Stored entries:
________________________________________

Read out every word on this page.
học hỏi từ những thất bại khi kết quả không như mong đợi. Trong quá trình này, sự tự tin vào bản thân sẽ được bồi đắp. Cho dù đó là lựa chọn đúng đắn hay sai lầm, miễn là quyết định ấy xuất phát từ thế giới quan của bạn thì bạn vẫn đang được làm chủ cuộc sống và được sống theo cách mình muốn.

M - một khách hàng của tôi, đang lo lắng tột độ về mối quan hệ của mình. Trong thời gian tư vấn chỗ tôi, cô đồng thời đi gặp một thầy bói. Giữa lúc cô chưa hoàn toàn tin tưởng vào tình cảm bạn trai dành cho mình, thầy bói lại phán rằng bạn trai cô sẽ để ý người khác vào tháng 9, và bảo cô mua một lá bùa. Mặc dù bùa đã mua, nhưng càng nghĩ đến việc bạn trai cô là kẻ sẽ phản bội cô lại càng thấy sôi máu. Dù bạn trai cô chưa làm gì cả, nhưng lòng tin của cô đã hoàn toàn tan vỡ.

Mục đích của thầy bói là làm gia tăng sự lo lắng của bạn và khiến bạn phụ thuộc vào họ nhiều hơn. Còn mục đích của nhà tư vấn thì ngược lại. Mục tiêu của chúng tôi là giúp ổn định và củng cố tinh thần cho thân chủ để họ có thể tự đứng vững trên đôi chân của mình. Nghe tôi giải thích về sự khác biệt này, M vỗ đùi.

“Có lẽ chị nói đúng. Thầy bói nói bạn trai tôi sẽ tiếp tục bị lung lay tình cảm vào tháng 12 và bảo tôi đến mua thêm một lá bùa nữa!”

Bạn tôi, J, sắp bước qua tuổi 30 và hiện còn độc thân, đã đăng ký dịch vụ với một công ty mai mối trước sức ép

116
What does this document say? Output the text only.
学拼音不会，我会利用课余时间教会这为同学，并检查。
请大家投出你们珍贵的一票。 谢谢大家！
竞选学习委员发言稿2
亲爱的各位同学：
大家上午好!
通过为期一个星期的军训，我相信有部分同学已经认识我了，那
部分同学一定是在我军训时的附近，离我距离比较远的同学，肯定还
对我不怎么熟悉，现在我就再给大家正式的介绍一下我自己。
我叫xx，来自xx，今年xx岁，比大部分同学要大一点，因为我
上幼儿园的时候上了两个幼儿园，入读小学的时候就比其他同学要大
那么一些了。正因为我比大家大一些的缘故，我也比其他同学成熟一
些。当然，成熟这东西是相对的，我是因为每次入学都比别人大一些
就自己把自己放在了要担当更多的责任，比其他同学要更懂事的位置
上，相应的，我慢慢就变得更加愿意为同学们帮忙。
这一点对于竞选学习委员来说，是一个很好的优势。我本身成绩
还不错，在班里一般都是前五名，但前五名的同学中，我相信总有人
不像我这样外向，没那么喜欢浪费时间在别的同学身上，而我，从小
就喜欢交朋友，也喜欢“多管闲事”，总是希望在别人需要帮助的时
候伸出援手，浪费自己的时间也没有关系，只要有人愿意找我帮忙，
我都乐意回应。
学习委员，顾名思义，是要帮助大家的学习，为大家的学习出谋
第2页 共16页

________________________________________

Give the entries once more, exactly as they appear.

- Task output:
Read out every word on this page.
học hỏi từ những thất bại khi kết quả không như mong đợi. Trong quá trình này, sự tự tin vào bản thân sẽ được bồi đắp. Cho dù đó là lựa chọn đúng đắn hay sai lầm, miễn là quyết định ấy xuất phát từ thế giới quan của bạn thì bạn vẫn đang được làm chủ cuộc sống và được sống theo cách mình muốn.

M - một khách hàng của tôi, đang lo lắng tột độ về mối quan hệ của mình. Trong thời gian tư vấn chỗ tôi, cô đồng thời đi gặp một thầy bói. Giữa lúc cô chưa hoàn toàn tin tưởng vào tình cảm bạn trai dành cho mình, thầy bói lại phán rằng bạn trai cô sẽ để ý người khác vào tháng 9, và bảo cô mua một lá bùa. Mặc dù bùa đã mua, nhưng càng nghĩ đến việc bạn trai cô là kẻ sẽ phản bội cô lại càng thấy sôi máu. Dù bạn trai cô chưa làm gì cả, nhưng lòng tin của cô đã hoàn toàn tan vỡ.

Mục đích của thầy bói là làm gia tăng sự lo lắng của bạn và khiến bạn phụ thuộc vào họ nhiều hơn. Còn mục đích của nhà tư vấn thì ngược lại. Mục tiêu của chúng tôi là giúp ổn định và củng cố tinh thần cho thân chủ để họ có thể tự đứng vững trên đôi chân của mình. Nghe tôi giải thích về sự khác biệt này, M vỗ đùi.

“Có lẽ chị nói đúng. Thầy bói nói bạn trai tôi sẽ tiếp tục bị lung lay tình cảm vào tháng 12 và bảo tôi đến mua thêm một lá bùa nữa!”

Bạn tôi, J, sắp bước qua tuổi 30 và hiện còn độc thân, đã đăng ký dịch vụ với một công ty mai mối trước sức ép

116
What does this document say? Output the text only.
学拼音不会，我会利用课余时间教会这为同学，并检查。
请大家投出你们珍贵的一票。 谢谢大家！
竞选学习委员发言稿2
亲爱的各位同学：
大家上午好!
通过为期一个星期的军训，我相信有部分同学已经认识我了，那
部分同学一定是在我军训时的附近，离我距离比较远的同学，肯定还
对我不怎么熟悉，现在我就再给大家正式的介绍一下我自己。
我叫xx，来自xx，今年xx岁，比大部分同学要大一点，因为我
上幼儿园的时候上了两个幼儿园，入读小学的时候就比其他同学要大
那么一些了。正因为我比大家大一些的缘故，我也比其他同学成熟一
些。当然，成熟这东西是相对的，我是因为每次入学都比别人大一些
就自己把自己放在了要担当更多的责任，比其他同学要更懂事的位置
上，相应的，我慢慢就变得更加愿意为同学们帮忙。
这一点对于竞选学习委员来说，是一个很好的优势。我本身成绩
还不错，在班里一般都是前五名，但前五名的同学中，我相信总有人
不像我这样外向，没那么喜欢浪费时间在别的同学身上，而我，从小
就喜欢交朋友，也喜欢“多管闲事”，总是希望在别人需要帮助的时
候伸出援手，浪费自己的时间也没有关系，只要有人愿意找我帮忙，
我都乐意回应。
学习委员，顾名思义，是要帮助大家的学习，为大家的学习出谋
第2页 共16页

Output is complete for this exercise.